EXCERPT TO READ:
-*-
2. **Session Expires Before PNR**: PNR remains globally retrievable
3. **List After Session Expiry**: Returns empty (session reference deleted)
**Configuration**:
```bash
PNR_TTL_HOURS=1
SESSION_TTL_HOURS=24
```
**Storage Efficiency**: ~2KB per PNR, 1000 PNRs = 2MB, auto-cleanup via Valkey TTL.
---
### Decision 12: CORS Configuration
**Decision**: Permissive Wildcard CORS with Network-Level Access Control
**Question**: How to configure CORS for web-based MCP clients?
**CORS Policy**: `Access-Control-Allow-Origin: *` (wildcard)
**Rationale**:
- ✅ Maximum compatibility - any web client can connect from any domain
- ✅ Simplifies development - no origin whitelist configuration
- ✅ Enables browser tools, Chrome extensions, web IDEs
- ⚠️ Requires network-level security (firewall, VPN, private network)
- ⚠️ Only acceptable for trusted development/testing environments
**Security Implications**:
1. **No Credentials**: Wildcard incompatible with `Access-Control-Allow-Credentials: true` (acceptable - we have no auth)
2. **Public Data**: Any website can make requests (acceptable - test data only)
3. **CSRF Potential**: Limited risk (no authentication, state changes require valid PNR)
4. **Network Security**: Deploy within private networks, use firewall rules
**Implementation**:
```javascript
// src/remote/cors.js
export function applyCORS(req, res) {
res.setHeader('Access-Control-Allow-Origin', '*');
res.setHeader('Access-Control-Allow-Credentials', 'false');
res.setHeader('Access-Control-Allow-Methods', 'GET, POST, OPTIONS');
res.setHeader('Access-Control-Allow-Headers', 'Content-Type, MCP-Session-ID');
res.setHeader('Access-Control-Expose-Headers', 'X-RateLimit-Limit, X-RateLimit-Remaining');
res.setHeader('Access-Control-Max-Age', '86400');
if (req.method === 'OPTIONS') {
res.writeHead(204);
res.end();
return true; // Handled
}
return false; // Continue
}
```
**Nginx Alternative**:
```nginx
location /mcp {
if ($request_method = OPTIONS) {
add_header Access-Control-Allow-Origin * always;
add_header Access-Control-Allow-Methods 'GET, POST, OPTIONS';
return 204;
}
add_header Access-Control-Allow-Origin * always;
proxy_pass http://mcp-server:3000;
}
```
**Security Posture**: Wildcard CORS acceptable for mock server because:
1. Contains only test data (no sensitive information)
2. No authentication (no credentials to steal)
-*-
SOURCE DATA:

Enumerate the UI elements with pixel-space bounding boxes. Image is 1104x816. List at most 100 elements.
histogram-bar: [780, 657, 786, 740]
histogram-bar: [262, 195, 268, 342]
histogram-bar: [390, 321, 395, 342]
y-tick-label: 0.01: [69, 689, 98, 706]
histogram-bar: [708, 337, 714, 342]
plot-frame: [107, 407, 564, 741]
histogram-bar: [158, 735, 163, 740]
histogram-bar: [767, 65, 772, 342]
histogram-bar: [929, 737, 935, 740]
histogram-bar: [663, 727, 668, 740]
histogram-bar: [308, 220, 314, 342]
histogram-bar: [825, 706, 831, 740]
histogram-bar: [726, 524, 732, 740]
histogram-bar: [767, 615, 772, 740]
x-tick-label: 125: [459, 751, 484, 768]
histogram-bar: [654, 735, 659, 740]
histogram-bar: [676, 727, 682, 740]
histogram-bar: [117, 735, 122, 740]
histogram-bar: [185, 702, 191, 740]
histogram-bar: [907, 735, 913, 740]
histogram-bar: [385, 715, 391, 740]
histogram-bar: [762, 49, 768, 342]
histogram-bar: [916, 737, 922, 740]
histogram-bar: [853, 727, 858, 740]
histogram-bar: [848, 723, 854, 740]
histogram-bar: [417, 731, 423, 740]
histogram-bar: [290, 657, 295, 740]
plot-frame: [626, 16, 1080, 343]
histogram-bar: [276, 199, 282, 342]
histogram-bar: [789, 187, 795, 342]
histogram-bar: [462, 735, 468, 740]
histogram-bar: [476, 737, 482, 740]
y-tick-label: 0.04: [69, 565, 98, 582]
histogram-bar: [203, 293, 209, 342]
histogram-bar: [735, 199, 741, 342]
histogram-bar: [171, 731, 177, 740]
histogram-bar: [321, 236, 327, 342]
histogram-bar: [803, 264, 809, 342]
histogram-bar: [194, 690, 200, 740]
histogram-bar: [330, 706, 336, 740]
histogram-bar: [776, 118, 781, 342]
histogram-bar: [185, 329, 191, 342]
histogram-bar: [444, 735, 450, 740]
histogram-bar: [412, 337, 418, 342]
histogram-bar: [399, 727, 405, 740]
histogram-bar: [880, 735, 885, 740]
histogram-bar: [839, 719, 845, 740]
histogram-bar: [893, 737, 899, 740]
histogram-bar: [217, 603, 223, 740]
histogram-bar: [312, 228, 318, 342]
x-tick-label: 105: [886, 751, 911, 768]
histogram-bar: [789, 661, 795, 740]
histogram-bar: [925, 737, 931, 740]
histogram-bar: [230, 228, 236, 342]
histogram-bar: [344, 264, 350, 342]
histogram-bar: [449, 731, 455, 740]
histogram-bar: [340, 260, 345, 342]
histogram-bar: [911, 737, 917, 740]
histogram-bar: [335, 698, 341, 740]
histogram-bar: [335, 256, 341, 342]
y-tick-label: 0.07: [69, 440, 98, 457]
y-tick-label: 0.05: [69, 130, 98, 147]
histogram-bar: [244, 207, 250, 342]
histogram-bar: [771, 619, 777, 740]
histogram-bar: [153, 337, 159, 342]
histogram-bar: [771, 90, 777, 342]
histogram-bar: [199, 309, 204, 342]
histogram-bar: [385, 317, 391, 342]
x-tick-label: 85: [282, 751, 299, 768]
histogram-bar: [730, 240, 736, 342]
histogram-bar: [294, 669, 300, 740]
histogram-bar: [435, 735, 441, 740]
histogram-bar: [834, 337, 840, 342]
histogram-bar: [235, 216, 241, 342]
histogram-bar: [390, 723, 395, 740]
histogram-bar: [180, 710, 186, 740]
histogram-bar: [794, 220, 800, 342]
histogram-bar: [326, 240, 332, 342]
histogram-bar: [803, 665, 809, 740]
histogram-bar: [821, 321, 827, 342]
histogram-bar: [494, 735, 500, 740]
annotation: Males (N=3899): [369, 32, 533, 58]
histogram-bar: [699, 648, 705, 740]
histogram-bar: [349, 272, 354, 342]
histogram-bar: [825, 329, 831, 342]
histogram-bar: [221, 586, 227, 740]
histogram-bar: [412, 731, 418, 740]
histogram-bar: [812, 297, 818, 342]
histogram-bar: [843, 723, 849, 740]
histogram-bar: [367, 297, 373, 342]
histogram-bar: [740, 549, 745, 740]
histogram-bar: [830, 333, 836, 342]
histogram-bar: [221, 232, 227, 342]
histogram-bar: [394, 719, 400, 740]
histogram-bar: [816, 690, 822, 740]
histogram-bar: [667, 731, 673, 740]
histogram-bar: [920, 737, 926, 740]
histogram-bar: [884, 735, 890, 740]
-*-
TASKS TO COMPLETE:
1. Answer these questions using the design-decision excerpt:
(a) What value is PNR_TTL_HOURS set to?
(b) What value does the JavaScript implementation assign to the Access-Control-Max-Age header?
(c) In the Nginx alternative, what address does proxy_pass point to?
2. Extract from the design-decision excerpt, without any changes, the passage starting at "- ⚠️ Only acceptable" and ending at "require valid PNR)".
The data above comes from a different source.

YOUR RESPONSES:
1.
(a) 1
(b) 86400
(c) http://mcp-server:3000

2.
- ⚠️ Only acceptable for trusted development/testing environments
**Security Implications**:
1. **No Credentials**: Wildcard incompatible with `Access-Control-Allow-Credentials: true` (acceptable - we have no auth)
2. **Public Data**: Any website can make requests (acceptable - test data only)
3. **CSRF Potential**: Limited risk (no authentication, state changes require valid PNR)